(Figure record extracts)
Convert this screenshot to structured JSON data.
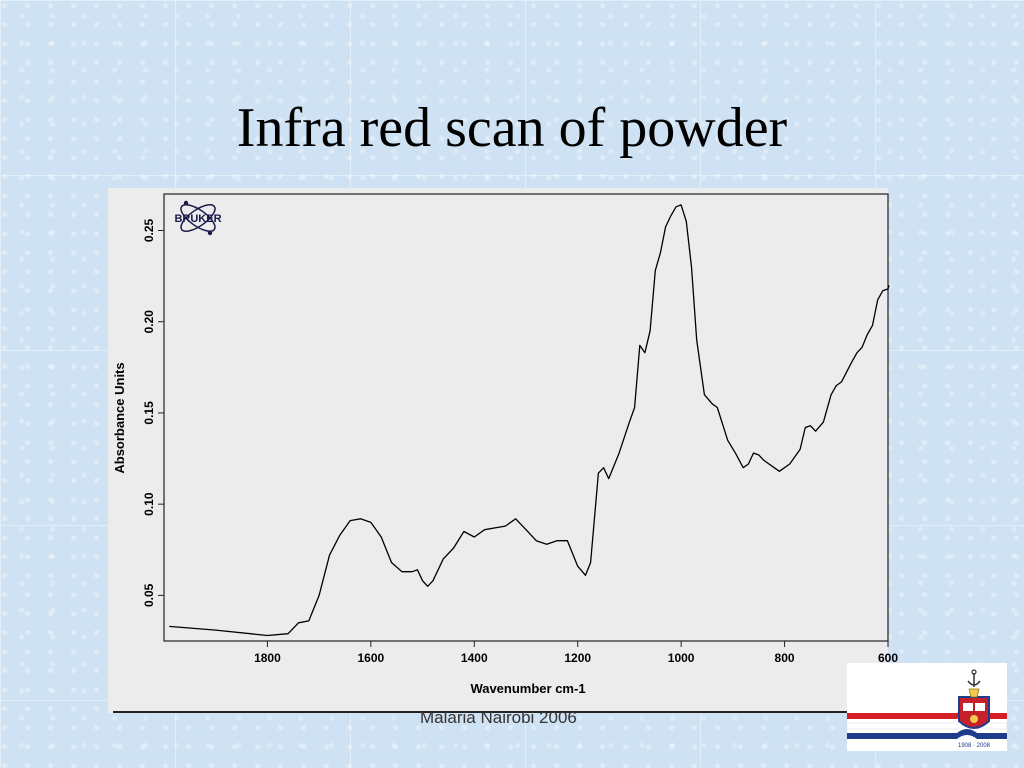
{
  "slide": {
    "title": "Infra red scan of powder",
    "footer": "Malaria Nairobi 2006"
  },
  "logos": {
    "bruker_text": "BRUKER",
    "crest_text": "1908 · 2008"
  },
  "colors": {
    "background": "#cfe2f3",
    "chart_bg": "#ececec",
    "line": "#000000",
    "stripe_red": "#d41f26",
    "stripe_blue": "#1d3c8c"
  },
  "chart_data": {
    "type": "line",
    "title": "",
    "xlabel": "Wavenumber cm-1",
    "ylabel": "Absorbance Units",
    "xlim": [
      2000,
      600
    ],
    "x_reversed": true,
    "ylim": [
      0.025,
      0.27
    ],
    "xticks": [
      1800,
      1600,
      1400,
      1200,
      1000,
      800,
      600
    ],
    "xtick_labels": [
      "1800",
      "1600",
      "1400",
      "1200",
      "1000",
      "800",
      "600"
    ],
    "yticks": [
      0.05,
      0.1,
      0.15,
      0.2,
      0.25
    ],
    "ytick_labels": [
      "0.05",
      "0.10",
      "0.15",
      "0.20",
      "0.25"
    ],
    "grid": false,
    "series": [
      {
        "points": [
          [
            1990,
            0.033
          ],
          [
            1900,
            0.031
          ],
          [
            1800,
            0.028
          ],
          [
            1760,
            0.029
          ],
          [
            1740,
            0.035
          ],
          [
            1720,
            0.036
          ],
          [
            1700,
            0.05
          ],
          [
            1680,
            0.072
          ],
          [
            1660,
            0.083
          ],
          [
            1640,
            0.091
          ],
          [
            1620,
            0.092
          ],
          [
            1600,
            0.09
          ],
          [
            1580,
            0.082
          ],
          [
            1560,
            0.068
          ],
          [
            1540,
            0.063
          ],
          [
            1520,
            0.063
          ],
          [
            1510,
            0.064
          ],
          [
            1500,
            0.058
          ],
          [
            1490,
            0.055
          ],
          [
            1480,
            0.058
          ],
          [
            1460,
            0.07
          ],
          [
            1440,
            0.076
          ],
          [
            1420,
            0.085
          ],
          [
            1400,
            0.082
          ],
          [
            1380,
            0.086
          ],
          [
            1360,
            0.087
          ],
          [
            1340,
            0.088
          ],
          [
            1320,
            0.092
          ],
          [
            1300,
            0.086
          ],
          [
            1280,
            0.08
          ],
          [
            1260,
            0.078
          ],
          [
            1240,
            0.08
          ],
          [
            1220,
            0.08
          ],
          [
            1200,
            0.066
          ],
          [
            1185,
            0.061
          ],
          [
            1175,
            0.068
          ],
          [
            1160,
            0.117
          ],
          [
            1150,
            0.12
          ],
          [
            1140,
            0.114
          ],
          [
            1120,
            0.128
          ],
          [
            1100,
            0.145
          ],
          [
            1090,
            0.153
          ],
          [
            1080,
            0.187
          ],
          [
            1070,
            0.183
          ],
          [
            1060,
            0.195
          ],
          [
            1050,
            0.228
          ],
          [
            1040,
            0.238
          ],
          [
            1030,
            0.252
          ],
          [
            1020,
            0.258
          ],
          [
            1010,
            0.263
          ],
          [
            1000,
            0.264
          ],
          [
            990,
            0.255
          ],
          [
            980,
            0.23
          ],
          [
            970,
            0.19
          ],
          [
            955,
            0.16
          ],
          [
            940,
            0.155
          ],
          [
            930,
            0.153
          ],
          [
            910,
            0.135
          ],
          [
            895,
            0.128
          ],
          [
            880,
            0.12
          ],
          [
            870,
            0.122
          ],
          [
            860,
            0.128
          ],
          [
            850,
            0.127
          ],
          [
            840,
            0.124
          ],
          [
            820,
            0.12
          ],
          [
            810,
            0.118
          ],
          [
            790,
            0.122
          ],
          [
            770,
            0.13
          ],
          [
            760,
            0.142
          ],
          [
            750,
            0.143
          ],
          [
            740,
            0.14
          ],
          [
            725,
            0.145
          ],
          [
            710,
            0.16
          ],
          [
            700,
            0.165
          ],
          [
            690,
            0.167
          ],
          [
            670,
            0.178
          ],
          [
            660,
            0.183
          ],
          [
            650,
            0.186
          ],
          [
            640,
            0.193
          ],
          [
            630,
            0.198
          ],
          [
            620,
            0.212
          ],
          [
            610,
            0.217
          ],
          [
            600,
            0.218
          ],
          [
            598,
            0.22
          ]
        ]
      }
    ]
  }
}
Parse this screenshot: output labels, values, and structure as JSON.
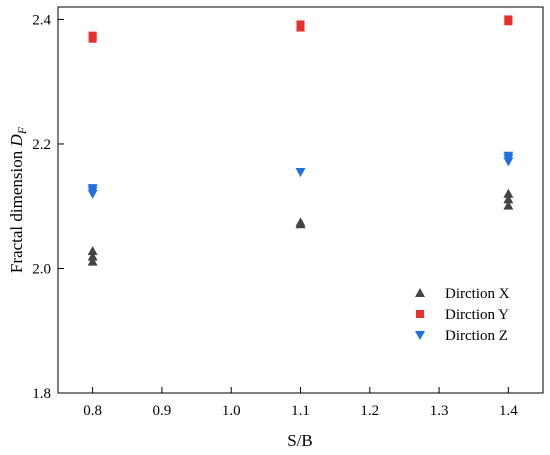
{
  "chart_data": {
    "type": "scatter",
    "title": "",
    "xlabel": "S/B",
    "ylabel_text": "Fractal dimension ",
    "ylabel_symbol": "D",
    "ylabel_subscript": "F",
    "xlim": [
      0.75,
      1.45
    ],
    "ylim": [
      1.8,
      2.42
    ],
    "x_ticks": [
      "0.8",
      "0.9",
      "1.0",
      "1.1",
      "1.2",
      "1.3",
      "1.4"
    ],
    "y_ticks": [
      "1.8",
      "2.0",
      "2.2",
      "2.4"
    ],
    "grid": false,
    "legend_position": "bottom-right",
    "series": [
      {
        "name": "Dirction X",
        "marker": "triangle-up",
        "color": "#444444",
        "x": [
          0.8,
          0.8,
          0.8,
          1.1,
          1.1,
          1.4,
          1.4,
          1.4
        ],
        "y": [
          2.028,
          2.019,
          2.011,
          2.074,
          2.071,
          2.12,
          2.111,
          2.101
        ]
      },
      {
        "name": "Dirction Y",
        "marker": "square",
        "color": "#e8312f",
        "x": [
          0.8,
          0.8,
          1.1,
          1.1,
          1.4,
          1.4
        ],
        "y": [
          2.374,
          2.369,
          2.392,
          2.387,
          2.4,
          2.397
        ]
      },
      {
        "name": "Dirction Z",
        "marker": "triangle-down",
        "color": "#1f6fdf",
        "x": [
          0.8,
          0.8,
          0.8,
          1.1,
          1.4,
          1.4,
          1.4
        ],
        "y": [
          2.129,
          2.125,
          2.12,
          2.155,
          2.181,
          2.177,
          2.172
        ]
      }
    ]
  }
}
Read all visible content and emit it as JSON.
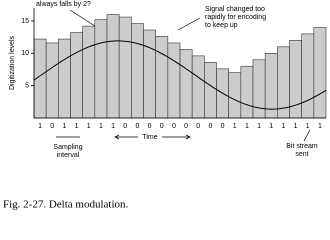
{
  "chart_data": {
    "type": "bar",
    "caption": "Fig. 2-27. Delta modulation.",
    "y_label": "Digitization levels",
    "x_label": "Time",
    "annotations": [
      "always falls by 2?",
      "Signal changed too",
      "rapidly for encoding",
      "to keep up",
      "Sampling",
      "interval",
      "Bit stream",
      "sent"
    ],
    "categories": [
      "1",
      "0",
      "1",
      "1",
      "1",
      "1",
      "1",
      "0",
      "0",
      "0",
      "0",
      "0",
      "0",
      "0",
      "0",
      "0",
      "1",
      "1",
      "1",
      "1",
      "1",
      "1",
      "1",
      "1"
    ],
    "values": [
      12.2,
      11.6,
      12.2,
      13.2,
      14.2,
      15.2,
      16.0,
      15.6,
      14.6,
      13.6,
      12.6,
      11.6,
      10.6,
      9.6,
      8.6,
      7.6,
      7.0,
      8.0,
      9.0,
      10.0,
      11.0,
      12.0,
      13.0,
      14.0
    ],
    "color": "#cccccc",
    "ylim": [
      0,
      17
    ],
    "yticks": [
      5,
      10,
      15
    ]
  }
}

Instructions to follow: Exactly reproduce each record, leaving out any pictures.

Response to the exercise:
Convert this screenshot to structured JSON data.
{
  "slide": {
    "title": "Infra red scan of powder",
    "footer": "Malaria Nairobi 2006"
  },
  "logos": {
    "bruker_text": "BRUKER",
    "crest_text": "1908 · 2008"
  },
  "colors": {
    "background": "#cfe2f3",
    "chart_bg": "#ececec",
    "line": "#000000",
    "stripe_red": "#d41f26",
    "stripe_blue": "#1d3c8c"
  },
  "chart_data": {
    "type": "line",
    "title": "",
    "xlabel": "Wavenumber cm-1",
    "ylabel": "Absorbance Units",
    "xlim": [
      2000,
      600
    ],
    "x_reversed": true,
    "ylim": [
      0.025,
      0.27
    ],
    "xticks": [
      1800,
      1600,
      1400,
      1200,
      1000,
      800,
      600
    ],
    "xtick_labels": [
      "1800",
      "1600",
      "1400",
      "1200",
      "1000",
      "800",
      "600"
    ],
    "yticks": [
      0.05,
      0.1,
      0.15,
      0.2,
      0.25
    ],
    "ytick_labels": [
      "0.05",
      "0.10",
      "0.15",
      "0.20",
      "0.25"
    ],
    "grid": false,
    "series": [
      {
        "points": [
          [
            1990,
            0.033
          ],
          [
            1900,
            0.031
          ],
          [
            1800,
            0.028
          ],
          [
            1760,
            0.029
          ],
          [
            1740,
            0.035
          ],
          [
            1720,
            0.036
          ],
          [
            1700,
            0.05
          ],
          [
            1680,
            0.072
          ],
          [
            1660,
            0.083
          ],
          [
            1640,
            0.091
          ],
          [
            1620,
            0.092
          ],
          [
            1600,
            0.09
          ],
          [
            1580,
            0.082
          ],
          [
            1560,
            0.068
          ],
          [
            1540,
            0.063
          ],
          [
            1520,
            0.063
          ],
          [
            1510,
            0.064
          ],
          [
            1500,
            0.058
          ],
          [
            1490,
            0.055
          ],
          [
            1480,
            0.058
          ],
          [
            1460,
            0.07
          ],
          [
            1440,
            0.076
          ],
          [
            1420,
            0.085
          ],
          [
            1400,
            0.082
          ],
          [
            1380,
            0.086
          ],
          [
            1360,
            0.087
          ],
          [
            1340,
            0.088
          ],
          [
            1320,
            0.092
          ],
          [
            1300,
            0.086
          ],
          [
            1280,
            0.08
          ],
          [
            1260,
            0.078
          ],
          [
            1240,
            0.08
          ],
          [
            1220,
            0.08
          ],
          [
            1200,
            0.066
          ],
          [
            1185,
            0.061
          ],
          [
            1175,
            0.068
          ],
          [
            1160,
            0.117
          ],
          [
            1150,
            0.12
          ],
          [
            1140,
            0.114
          ],
          [
            1120,
            0.128
          ],
          [
            1100,
            0.145
          ],
          [
            1090,
            0.153
          ],
          [
            1080,
            0.187
          ],
          [
            1070,
            0.183
          ],
          [
            1060,
            0.195
          ],
          [
            1050,
            0.228
          ],
          [
            1040,
            0.238
          ],
          [
            1030,
            0.252
          ],
          [
            1020,
            0.258
          ],
          [
            1010,
            0.263
          ],
          [
            1000,
            0.264
          ],
          [
            990,
            0.255
          ],
          [
            980,
            0.23
          ],
          [
            970,
            0.19
          ],
          [
            955,
            0.16
          ],
          [
            940,
            0.155
          ],
          [
            930,
            0.153
          ],
          [
            910,
            0.135
          ],
          [
            895,
            0.128
          ],
          [
            880,
            0.12
          ],
          [
            870,
            0.122
          ],
          [
            860,
            0.128
          ],
          [
            850,
            0.127
          ],
          [
            840,
            0.124
          ],
          [
            820,
            0.12
          ],
          [
            810,
            0.118
          ],
          [
            790,
            0.122
          ],
          [
            770,
            0.13
          ],
          [
            760,
            0.142
          ],
          [
            750,
            0.143
          ],
          [
            740,
            0.14
          ],
          [
            725,
            0.145
          ],
          [
            710,
            0.16
          ],
          [
            700,
            0.165
          ],
          [
            690,
            0.167
          ],
          [
            670,
            0.178
          ],
          [
            660,
            0.183
          ],
          [
            650,
            0.186
          ],
          [
            640,
            0.193
          ],
          [
            630,
            0.198
          ],
          [
            620,
            0.212
          ],
          [
            610,
            0.217
          ],
          [
            600,
            0.218
          ],
          [
            598,
            0.22
          ]
        ]
      }
    ]
  }
}
Parse this screenshot: output labels, values, and structure as JSON.
{
  "chart_data": {
    "type": "scatter",
    "title": "",
    "xlabel": "S/B",
    "ylabel_text": "Fractal dimension ",
    "ylabel_symbol": "D",
    "ylabel_subscript": "F",
    "xlim": [
      0.75,
      1.45
    ],
    "ylim": [
      1.8,
      2.42
    ],
    "x_ticks": [
      "0.8",
      "0.9",
      "1.0",
      "1.1",
      "1.2",
      "1.3",
      "1.4"
    ],
    "y_ticks": [
      "1.8",
      "2.0",
      "2.2",
      "2.4"
    ],
    "grid": false,
    "legend_position": "bottom-right",
    "series": [
      {
        "name": "Dirction X",
        "marker": "triangle-up",
        "color": "#444444",
        "x": [
          0.8,
          0.8,
          0.8,
          1.1,
          1.1,
          1.4,
          1.4,
          1.4
        ],
        "y": [
          2.028,
          2.019,
          2.011,
          2.074,
          2.071,
          2.12,
          2.111,
          2.101
        ]
      },
      {
        "name": "Dirction Y",
        "marker": "square",
        "color": "#e8312f",
        "x": [
          0.8,
          0.8,
          1.1,
          1.1,
          1.4,
          1.4
        ],
        "y": [
          2.374,
          2.369,
          2.392,
          2.387,
          2.4,
          2.397
        ]
      },
      {
        "name": "Dirction Z",
        "marker": "triangle-down",
        "color": "#1f6fdf",
        "x": [
          0.8,
          0.8,
          0.8,
          1.1,
          1.4,
          1.4,
          1.4
        ],
        "y": [
          2.129,
          2.125,
          2.12,
          2.155,
          2.181,
          2.177,
          2.172
        ]
      }
    ]
  }
}
Read all visible content and emit it as JSON.
{
  "chart_data": {
    "type": "bar",
    "caption": "Fig. 2-27. Delta modulation.",
    "y_label": "Digitization levels",
    "x_label": "Time",
    "annotations": [
      "always falls by 2?",
      "Signal changed too",
      "rapidly for encoding",
      "to keep up",
      "Sampling",
      "interval",
      "Bit stream",
      "sent"
    ],
    "categories": [
      "1",
      "0",
      "1",
      "1",
      "1",
      "1",
      "1",
      "0",
      "0",
      "0",
      "0",
      "0",
      "0",
      "0",
      "0",
      "0",
      "1",
      "1",
      "1",
      "1",
      "1",
      "1",
      "1",
      "1"
    ],
    "values": [
      12.2,
      11.6,
      12.2,
      13.2,
      14.2,
      15.2,
      16.0,
      15.6,
      14.6,
      13.6,
      12.6,
      11.6,
      10.6,
      9.6,
      8.6,
      7.6,
      7.0,
      8.0,
      9.0,
      10.0,
      11.0,
      12.0,
      13.0,
      14.0
    ],
    "color": "#cccccc",
    "ylim": [
      0,
      17
    ],
    "yticks": [
      5,
      10,
      15
    ]
  }
}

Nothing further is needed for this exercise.